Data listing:

════════

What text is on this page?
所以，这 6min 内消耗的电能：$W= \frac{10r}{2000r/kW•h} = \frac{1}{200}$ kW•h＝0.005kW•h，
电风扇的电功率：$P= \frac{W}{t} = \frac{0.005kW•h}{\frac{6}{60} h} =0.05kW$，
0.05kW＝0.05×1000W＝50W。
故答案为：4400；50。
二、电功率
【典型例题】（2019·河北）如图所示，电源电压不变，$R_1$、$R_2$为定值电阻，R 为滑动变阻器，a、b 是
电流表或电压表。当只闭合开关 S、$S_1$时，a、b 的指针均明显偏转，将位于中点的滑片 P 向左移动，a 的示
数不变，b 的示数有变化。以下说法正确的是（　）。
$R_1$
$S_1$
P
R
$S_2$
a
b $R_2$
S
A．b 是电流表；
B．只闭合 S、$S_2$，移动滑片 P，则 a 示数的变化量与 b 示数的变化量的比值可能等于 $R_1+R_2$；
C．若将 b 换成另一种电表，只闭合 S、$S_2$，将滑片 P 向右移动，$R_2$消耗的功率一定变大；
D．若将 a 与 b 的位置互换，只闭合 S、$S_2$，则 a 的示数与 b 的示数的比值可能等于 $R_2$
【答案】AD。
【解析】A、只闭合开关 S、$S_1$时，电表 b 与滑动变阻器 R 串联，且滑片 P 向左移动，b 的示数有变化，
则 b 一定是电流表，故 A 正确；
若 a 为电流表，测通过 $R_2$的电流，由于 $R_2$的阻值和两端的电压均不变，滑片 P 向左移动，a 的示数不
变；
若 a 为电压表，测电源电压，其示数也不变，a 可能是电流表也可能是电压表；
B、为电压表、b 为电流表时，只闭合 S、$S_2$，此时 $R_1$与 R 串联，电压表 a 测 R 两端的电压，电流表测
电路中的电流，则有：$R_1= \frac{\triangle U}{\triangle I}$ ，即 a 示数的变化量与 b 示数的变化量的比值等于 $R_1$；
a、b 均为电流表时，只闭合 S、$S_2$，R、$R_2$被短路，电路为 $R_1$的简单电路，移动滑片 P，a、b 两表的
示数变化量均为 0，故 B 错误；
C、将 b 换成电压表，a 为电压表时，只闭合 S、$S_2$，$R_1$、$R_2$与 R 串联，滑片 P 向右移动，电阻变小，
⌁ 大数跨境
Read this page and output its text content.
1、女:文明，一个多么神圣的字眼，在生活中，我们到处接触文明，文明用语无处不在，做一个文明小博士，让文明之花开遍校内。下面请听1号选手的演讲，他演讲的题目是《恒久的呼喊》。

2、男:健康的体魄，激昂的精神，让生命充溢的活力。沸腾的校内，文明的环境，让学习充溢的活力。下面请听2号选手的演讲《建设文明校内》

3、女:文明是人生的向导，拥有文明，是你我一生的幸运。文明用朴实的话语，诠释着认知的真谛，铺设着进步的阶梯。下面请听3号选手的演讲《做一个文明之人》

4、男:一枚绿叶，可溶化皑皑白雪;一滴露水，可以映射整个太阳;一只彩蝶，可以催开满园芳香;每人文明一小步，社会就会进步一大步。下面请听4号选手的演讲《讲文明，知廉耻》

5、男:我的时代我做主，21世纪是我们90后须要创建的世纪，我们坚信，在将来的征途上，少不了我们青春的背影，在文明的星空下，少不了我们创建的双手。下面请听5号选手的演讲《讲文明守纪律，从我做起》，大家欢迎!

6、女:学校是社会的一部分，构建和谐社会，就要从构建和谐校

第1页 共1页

════════

The problem: Using the data above, return each line exactly as written.

Solution to this problem:
What text is on this page?
所以，这 6min 内消耗的电能：$W= \frac{10r}{2000r/kW•h} = \frac{1}{200}$ kW•h＝0.005kW•h，
电风扇的电功率：$P= \frac{W}{t} = \frac{0.005kW•h}{\frac{6}{60} h} =0.05kW$，
0.05kW＝0.05×1000W＝50W。
故答案为：4400；50。
二、电功率
【典型例题】（2019·河北）如图所示，电源电压不变，$R_1$、$R_2$为定值电阻，R 为滑动变阻器，a、b 是
电流表或电压表。当只闭合开关 S、$S_1$时，a、b 的指针均明显偏转，将位于中点的滑片 P 向左移动，a 的示
数不变，b 的示数有变化。以下说法正确的是（　）。
$R_1$
$S_1$
P
R
$S_2$
a
b $R_2$
S
A．b 是电流表；
B．只闭合 S、$S_2$，移动滑片 P，则 a 示数的变化量与 b 示数的变化量的比值可能等于 $R_1+R_2$；
C．若将 b 换成另一种电表，只闭合 S、$S_2$，将滑片 P 向右移动，$R_2$消耗的功率一定变大；
D．若将 a 与 b 的位置互换，只闭合 S、$S_2$，则 a 的示数与 b 的示数的比值可能等于 $R_2$
【答案】AD。
【解析】A、只闭合开关 S、$S_1$时，电表 b 与滑动变阻器 R 串联，且滑片 P 向左移动，b 的示数有变化，
则 b 一定是电流表，故 A 正确；
若 a 为电流表，测通过 $R_2$的电流，由于 $R_2$的阻值和两端的电压均不变，滑片 P 向左移动，a 的示数不
变；
若 a 为电压表，测电源电压，其示数也不变，a 可能是电流表也可能是电压表；
B、为电压表、b 为电流表时，只闭合 S、$S_2$，此时 $R_1$与 R 串联，电压表 a 测 R 两端的电压，电流表测
电路中的电流，则有：$R_1= \frac{\triangle U}{\triangle I}$ ，即 a 示数的变化量与 b 示数的变化量的比值等于 $R_1$；
a、b 均为电流表时，只闭合 S、$S_2$，R、$R_2$被短路，电路为 $R_1$的简单电路，移动滑片 P，a、b 两表的
示数变化量均为 0，故 B 错误；
C、将 b 换成电压表，a 为电压表时，只闭合 S、$S_2$，$R_1$、$R_2$与 R 串联，滑片 P 向右移动，电阻变小，
⌁ 大数跨境
Read this page and output its text content.
1、女:文明，一个多么神圣的字眼，在生活中，我们到处接触文明，文明用语无处不在，做一个文明小博士，让文明之花开遍校内。下面请听1号选手的演讲，他演讲的题目是《恒久的呼喊》。

2、男:健康的体魄，激昂的精神，让生命充溢的活力。沸腾的校内，文明的环境，让学习充溢的活力。下面请听2号选手的演讲《建设文明校内》

3、女:文明是人生的向导，拥有文明，是你我一生的幸运。文明用朴实的话语，诠释着认知的真谛，铺设着进步的阶梯。下面请听3号选手的演讲《做一个文明之人》

4、男:一枚绿叶，可溶化皑皑白雪;一滴露水，可以映射整个太阳;一只彩蝶，可以催开满园芳香;每人文明一小步，社会就会进步一大步。下面请听4号选手的演讲《讲文明，知廉耻》

5、男:我的时代我做主，21世纪是我们90后须要创建的世纪，我们坚信，在将来的征途上，少不了我们青春的背影，在文明的星空下，少不了我们创建的双手。下面请听5号选手的演讲《讲文明守纪律，从我做起》，大家欢迎!

6、女:学校是社会的一部分，构建和谐社会，就要从构建和谐校

第1页 共1页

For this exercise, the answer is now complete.